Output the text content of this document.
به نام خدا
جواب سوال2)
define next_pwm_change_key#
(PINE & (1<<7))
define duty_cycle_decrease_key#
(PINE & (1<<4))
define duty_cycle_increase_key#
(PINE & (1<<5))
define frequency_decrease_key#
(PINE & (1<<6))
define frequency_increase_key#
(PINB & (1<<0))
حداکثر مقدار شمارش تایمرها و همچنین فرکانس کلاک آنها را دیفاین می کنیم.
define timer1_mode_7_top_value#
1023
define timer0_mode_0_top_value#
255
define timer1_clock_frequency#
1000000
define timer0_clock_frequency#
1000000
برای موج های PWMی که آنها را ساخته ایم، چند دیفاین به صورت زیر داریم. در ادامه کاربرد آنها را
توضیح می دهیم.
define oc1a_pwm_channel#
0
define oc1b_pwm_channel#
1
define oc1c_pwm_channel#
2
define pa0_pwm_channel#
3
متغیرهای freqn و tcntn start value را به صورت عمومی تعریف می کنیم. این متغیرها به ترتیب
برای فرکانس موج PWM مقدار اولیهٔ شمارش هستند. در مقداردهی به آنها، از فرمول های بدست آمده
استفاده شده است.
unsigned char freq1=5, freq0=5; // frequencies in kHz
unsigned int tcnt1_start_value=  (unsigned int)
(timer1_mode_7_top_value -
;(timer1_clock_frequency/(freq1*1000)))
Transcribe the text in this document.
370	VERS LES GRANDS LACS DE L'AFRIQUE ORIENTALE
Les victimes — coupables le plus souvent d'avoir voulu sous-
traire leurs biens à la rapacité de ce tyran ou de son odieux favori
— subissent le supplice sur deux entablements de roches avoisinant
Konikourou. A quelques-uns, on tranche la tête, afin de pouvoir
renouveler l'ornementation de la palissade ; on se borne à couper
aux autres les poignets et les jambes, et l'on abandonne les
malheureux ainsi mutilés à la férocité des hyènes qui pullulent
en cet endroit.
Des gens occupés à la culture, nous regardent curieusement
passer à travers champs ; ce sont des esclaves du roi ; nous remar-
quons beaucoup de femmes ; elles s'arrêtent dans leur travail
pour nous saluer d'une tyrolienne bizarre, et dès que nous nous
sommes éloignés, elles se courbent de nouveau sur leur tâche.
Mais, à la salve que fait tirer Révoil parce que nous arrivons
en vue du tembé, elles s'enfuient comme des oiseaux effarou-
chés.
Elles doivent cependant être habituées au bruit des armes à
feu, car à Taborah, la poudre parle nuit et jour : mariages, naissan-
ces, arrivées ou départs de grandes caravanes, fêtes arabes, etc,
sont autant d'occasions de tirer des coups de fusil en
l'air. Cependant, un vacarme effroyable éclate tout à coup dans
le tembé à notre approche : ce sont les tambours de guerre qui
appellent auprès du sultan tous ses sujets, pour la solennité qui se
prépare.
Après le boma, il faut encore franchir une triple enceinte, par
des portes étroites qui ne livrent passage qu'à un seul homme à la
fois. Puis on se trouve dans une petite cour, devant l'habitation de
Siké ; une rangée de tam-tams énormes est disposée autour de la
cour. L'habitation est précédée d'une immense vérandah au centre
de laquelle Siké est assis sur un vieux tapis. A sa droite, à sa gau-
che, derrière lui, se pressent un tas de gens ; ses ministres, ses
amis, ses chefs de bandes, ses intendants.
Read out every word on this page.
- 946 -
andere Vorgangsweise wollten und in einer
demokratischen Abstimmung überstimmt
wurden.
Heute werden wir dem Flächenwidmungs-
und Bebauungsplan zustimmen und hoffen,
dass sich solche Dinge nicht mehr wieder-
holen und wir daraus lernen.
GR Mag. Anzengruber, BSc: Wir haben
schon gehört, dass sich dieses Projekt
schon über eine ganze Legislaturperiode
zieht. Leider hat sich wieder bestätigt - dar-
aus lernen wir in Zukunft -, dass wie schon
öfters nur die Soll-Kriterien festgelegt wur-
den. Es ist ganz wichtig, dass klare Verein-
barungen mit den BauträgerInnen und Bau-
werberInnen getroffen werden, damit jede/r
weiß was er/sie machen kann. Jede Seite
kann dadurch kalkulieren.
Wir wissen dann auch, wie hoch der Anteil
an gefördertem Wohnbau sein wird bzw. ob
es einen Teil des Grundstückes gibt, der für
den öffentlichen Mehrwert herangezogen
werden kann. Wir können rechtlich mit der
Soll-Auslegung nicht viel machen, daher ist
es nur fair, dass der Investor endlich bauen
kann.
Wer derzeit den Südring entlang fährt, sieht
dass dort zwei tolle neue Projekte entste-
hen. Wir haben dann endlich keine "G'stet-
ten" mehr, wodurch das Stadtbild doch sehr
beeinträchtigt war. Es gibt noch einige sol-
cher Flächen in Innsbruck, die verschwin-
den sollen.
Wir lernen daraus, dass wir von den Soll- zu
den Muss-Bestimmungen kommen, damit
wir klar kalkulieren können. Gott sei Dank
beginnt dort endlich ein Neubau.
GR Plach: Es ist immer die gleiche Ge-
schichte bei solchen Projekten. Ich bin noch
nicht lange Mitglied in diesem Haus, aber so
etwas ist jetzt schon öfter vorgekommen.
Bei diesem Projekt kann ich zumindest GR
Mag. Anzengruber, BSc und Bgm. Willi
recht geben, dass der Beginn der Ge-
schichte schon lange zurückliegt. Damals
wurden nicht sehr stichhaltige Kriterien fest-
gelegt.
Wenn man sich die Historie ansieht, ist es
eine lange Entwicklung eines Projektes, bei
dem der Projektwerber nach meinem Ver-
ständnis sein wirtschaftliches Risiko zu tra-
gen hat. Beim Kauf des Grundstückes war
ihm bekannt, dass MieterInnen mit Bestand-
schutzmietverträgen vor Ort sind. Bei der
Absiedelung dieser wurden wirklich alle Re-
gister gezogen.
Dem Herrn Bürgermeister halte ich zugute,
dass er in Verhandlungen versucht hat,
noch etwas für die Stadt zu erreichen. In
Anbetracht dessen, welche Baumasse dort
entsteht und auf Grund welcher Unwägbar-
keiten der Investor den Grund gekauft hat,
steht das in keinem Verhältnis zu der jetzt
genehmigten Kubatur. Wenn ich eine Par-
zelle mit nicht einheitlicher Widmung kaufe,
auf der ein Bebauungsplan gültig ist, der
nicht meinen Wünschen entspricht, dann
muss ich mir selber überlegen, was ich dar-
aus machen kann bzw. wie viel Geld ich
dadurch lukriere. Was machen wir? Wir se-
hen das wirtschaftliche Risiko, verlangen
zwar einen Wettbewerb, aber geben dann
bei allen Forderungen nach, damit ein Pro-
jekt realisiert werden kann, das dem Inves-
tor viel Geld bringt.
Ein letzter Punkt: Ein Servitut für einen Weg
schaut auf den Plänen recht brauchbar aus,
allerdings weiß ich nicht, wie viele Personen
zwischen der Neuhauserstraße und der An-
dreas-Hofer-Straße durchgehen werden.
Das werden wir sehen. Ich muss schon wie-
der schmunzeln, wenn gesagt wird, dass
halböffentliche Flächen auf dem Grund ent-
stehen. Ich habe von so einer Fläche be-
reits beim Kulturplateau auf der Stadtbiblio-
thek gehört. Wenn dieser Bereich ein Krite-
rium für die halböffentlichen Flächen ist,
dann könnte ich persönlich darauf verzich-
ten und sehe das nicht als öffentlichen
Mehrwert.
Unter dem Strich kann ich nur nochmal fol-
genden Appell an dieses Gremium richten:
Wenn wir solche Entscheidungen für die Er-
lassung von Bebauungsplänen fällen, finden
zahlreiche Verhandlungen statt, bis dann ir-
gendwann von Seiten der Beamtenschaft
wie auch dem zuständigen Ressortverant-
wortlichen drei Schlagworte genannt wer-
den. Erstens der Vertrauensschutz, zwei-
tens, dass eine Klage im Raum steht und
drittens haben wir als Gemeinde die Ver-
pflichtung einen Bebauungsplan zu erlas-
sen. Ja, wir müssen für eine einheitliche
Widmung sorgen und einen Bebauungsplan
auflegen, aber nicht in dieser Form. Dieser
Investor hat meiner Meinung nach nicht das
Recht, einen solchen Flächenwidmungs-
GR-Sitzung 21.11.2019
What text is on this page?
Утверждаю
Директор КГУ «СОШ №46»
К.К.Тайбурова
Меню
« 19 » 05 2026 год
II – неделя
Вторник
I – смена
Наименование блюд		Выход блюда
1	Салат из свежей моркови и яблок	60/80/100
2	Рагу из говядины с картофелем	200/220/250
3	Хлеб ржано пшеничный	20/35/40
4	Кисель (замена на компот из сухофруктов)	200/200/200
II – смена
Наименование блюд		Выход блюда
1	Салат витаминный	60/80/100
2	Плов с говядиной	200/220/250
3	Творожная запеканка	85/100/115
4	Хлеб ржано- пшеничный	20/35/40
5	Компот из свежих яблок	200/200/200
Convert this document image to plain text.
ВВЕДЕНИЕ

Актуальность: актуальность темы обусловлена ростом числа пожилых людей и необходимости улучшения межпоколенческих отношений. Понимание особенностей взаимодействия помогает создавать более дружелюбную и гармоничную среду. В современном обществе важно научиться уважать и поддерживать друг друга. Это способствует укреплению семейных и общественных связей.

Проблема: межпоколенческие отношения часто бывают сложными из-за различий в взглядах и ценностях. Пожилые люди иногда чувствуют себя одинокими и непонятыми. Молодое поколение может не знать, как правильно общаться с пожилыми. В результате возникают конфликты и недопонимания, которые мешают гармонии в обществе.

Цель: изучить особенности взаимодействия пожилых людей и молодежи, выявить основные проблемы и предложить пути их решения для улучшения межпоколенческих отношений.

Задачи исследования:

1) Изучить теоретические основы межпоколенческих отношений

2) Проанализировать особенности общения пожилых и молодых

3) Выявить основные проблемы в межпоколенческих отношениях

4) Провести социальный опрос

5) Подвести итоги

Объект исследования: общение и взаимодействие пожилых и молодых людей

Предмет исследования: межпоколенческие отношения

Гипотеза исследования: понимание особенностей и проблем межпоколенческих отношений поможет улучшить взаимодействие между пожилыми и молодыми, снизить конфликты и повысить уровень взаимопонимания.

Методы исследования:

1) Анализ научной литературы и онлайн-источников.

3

▶ [Objective]:
Every line from the line containing "Convert this document image to plain text." to the last line of the material above must be repeated exactly, and no other line.

▶ [Solution to the exercise]:
Convert this document image to plain text.
ВВЕДЕНИЕ

Актуальность: актуальность темы обусловлена ростом числа пожилых людей и необходимости улучшения межпоколенческих отношений. Понимание особенностей взаимодействия помогает создавать более дружелюбную и гармоничную среду. В современном обществе важно научиться уважать и поддерживать друг друга. Это способствует укреплению семейных и общественных связей.

Проблема: межпоколенческие отношения часто бывают сложными из-за различий в взглядах и ценностях. Пожилые люди иногда чувствуют себя одинокими и непонятыми. Молодое поколение может не знать, как правильно общаться с пожилыми. В результате возникают конфликты и недопонимания, которые мешают гармонии в обществе.

Цель: изучить особенности взаимодействия пожилых людей и молодежи, выявить основные проблемы и предложить пути их решения для улучшения межпоколенческих отношений.

Задачи исследования:

1) Изучить теоретические основы межпоколенческих отношений

2) Проанализировать особенности общения пожилых и молодых

3) Выявить основные проблемы в межпоколенческих отношениях

4) Провести социальный опрос

5) Подвести итоги

Объект исследования: общение и взаимодействие пожилых и молодых людей

Предмет исследования: межпоколенческие отношения

Гипотеза исследования: понимание особенностей и проблем межпоколенческих отношений поможет улучшить взаимодействие между пожилыми и молодыми, снизить конфликты и повысить уровень взаимопонимания.

Методы исследования:

1) Анализ научной литературы и онлайн-источников.

3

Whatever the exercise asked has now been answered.